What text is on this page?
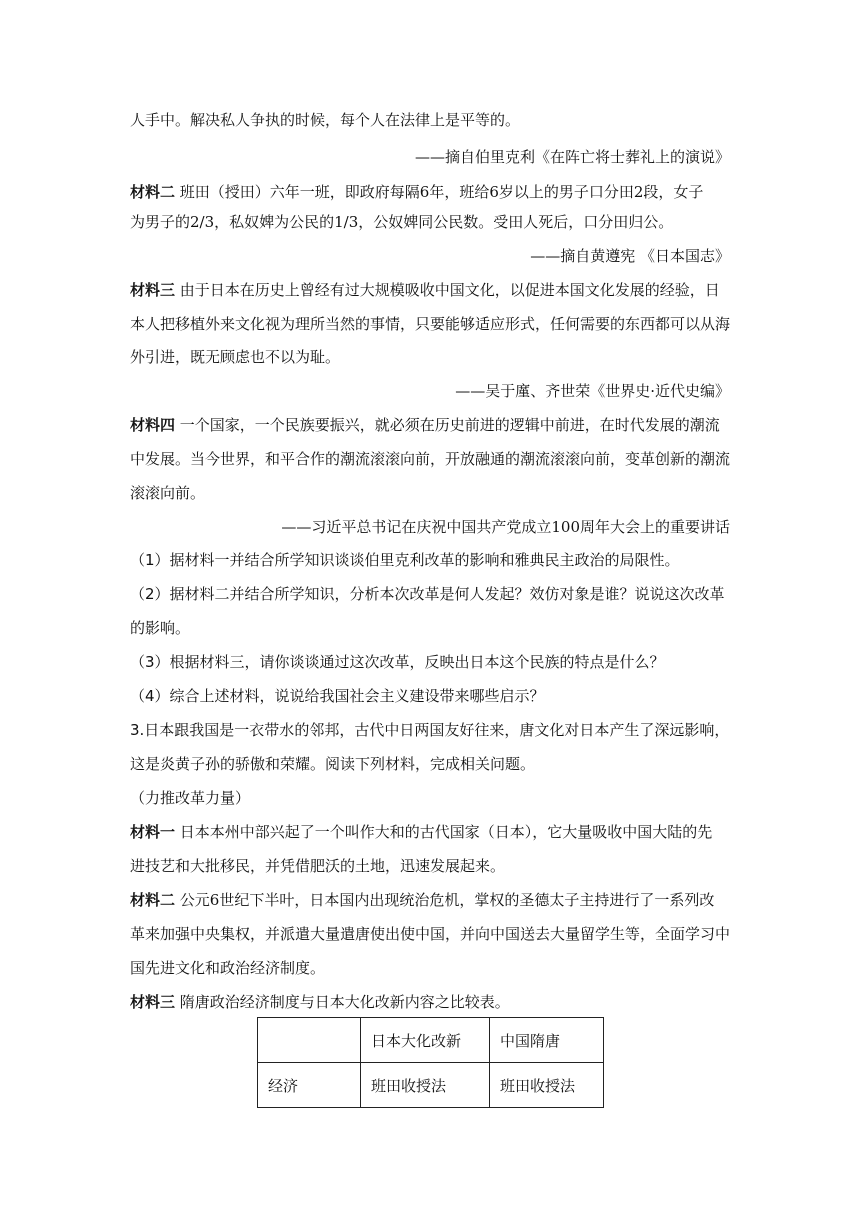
人手中。解决私人争执的时候，每个人在法律上是平等的。
——摘自伯里克利《在阵亡将士葬礼上的演说》
材料二 班田（授田）六年一班，即政府每隔6年，班给6岁以上的男子口分田2段，女子
为男子的2/3，私奴婢为公民的1/3，公奴婢同公民数。受田人死后，口分田归公。
——摘自黄遵宪 《日本国志》
材料三 由于日本在历史上曾经有过大规模吸收中国文化，以促进本国文化发展的经验，日
本人把移植外来文化视为理所当然的事情，只要能够适应形式，任何需要的东西都可以从海
外引进，既无顾虑也不以为耻。
——吴于廑、齐世荣《世界史·近代史编》
材料四 一个国家，一个民族要振兴，就必须在历史前进的逻辑中前进，在时代发展的潮流
中发展。当今世界，和平合作的潮流滚滚向前，开放融通的潮流滚滚向前，变革创新的潮流
滚滚向前。
——习近平总书记在庆祝中国共产党成立100周年大会上的重要讲话
（1）据材料一并结合所学知识谈谈伯里克利改革的影响和雅典民主政治的局限性。
（2）据材料二并结合所学知识，分析本次改革是何人发起？效仿对象是谁？说说这次改革
的影响。
（3）根据材料三，请你谈谈通过这次改革，反映出日本这个民族的特点是什么？
（4）综合上述材料，说说给我国社会主义建设带来哪些启示？
3.日本跟我国是一衣带水的邻邦，古代中日两国友好往来，唐文化对日本产生了深远影响，
这是炎黄子孙的骄傲和荣耀。阅读下列材料，完成相关问题。
（力推改革力量）
材料一 日本本州中部兴起了一个叫作大和的古代国家（日本），它大量吸收中国大陆的先
进技艺和大批移民，并凭借肥沃的土地，迅速发展起来。
材料二 公元6世纪下半叶，日本国内出现统治危机，掌权的圣德太子主持进行了一系列改
革来加强中央集权，并派遣大量遣唐使出使中国，并向中国送去大量留学生等，全面学习中
国先进文化和政治经济制度。
材料三 隋唐政治经济制度与日本大化改新内容之比较表。
	日本大化改新	中国隋唐
经济	班田收授法	班田收授法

§ §

→ Request: Retype everything in the material word for word, minus pictures.

→ Solution:
What text is on this page?
人手中。解决私人争执的时候，每个人在法律上是平等的。
——摘自伯里克利《在阵亡将士葬礼上的演说》
材料二 班田（授田）六年一班，即政府每隔6年，班给6岁以上的男子口分田2段，女子
为男子的2/3，私奴婢为公民的1/3，公奴婢同公民数。受田人死后，口分田归公。
——摘自黄遵宪 《日本国志》
材料三 由于日本在历史上曾经有过大规模吸收中国文化，以促进本国文化发展的经验，日
本人把移植外来文化视为理所当然的事情，只要能够适应形式，任何需要的东西都可以从海
外引进，既无顾虑也不以为耻。
——吴于廑、齐世荣《世界史·近代史编》
材料四 一个国家，一个民族要振兴，就必须在历史前进的逻辑中前进，在时代发展的潮流
中发展。当今世界，和平合作的潮流滚滚向前，开放融通的潮流滚滚向前，变革创新的潮流
滚滚向前。
——习近平总书记在庆祝中国共产党成立100周年大会上的重要讲话
（1）据材料一并结合所学知识谈谈伯里克利改革的影响和雅典民主政治的局限性。
（2）据材料二并结合所学知识，分析本次改革是何人发起？效仿对象是谁？说说这次改革
的影响。
（3）根据材料三，请你谈谈通过这次改革，反映出日本这个民族的特点是什么？
（4）综合上述材料，说说给我国社会主义建设带来哪些启示？
3.日本跟我国是一衣带水的邻邦，古代中日两国友好往来，唐文化对日本产生了深远影响，
这是炎黄子孙的骄傲和荣耀。阅读下列材料，完成相关问题。
（力推改革力量）
材料一 日本本州中部兴起了一个叫作大和的古代国家（日本），它大量吸收中国大陆的先
进技艺和大批移民，并凭借肥沃的土地，迅速发展起来。
材料二 公元6世纪下半叶，日本国内出现统治危机，掌权的圣德太子主持进行了一系列改
革来加强中央集权，并派遣大量遣唐使出使中国，并向中国送去大量留学生等，全面学习中
国先进文化和政治经济制度。
材料三 隋唐政治经济制度与日本大化改新内容之比较表。
	日本大化改新	中国隋唐
经济	班田收授法	班田收授法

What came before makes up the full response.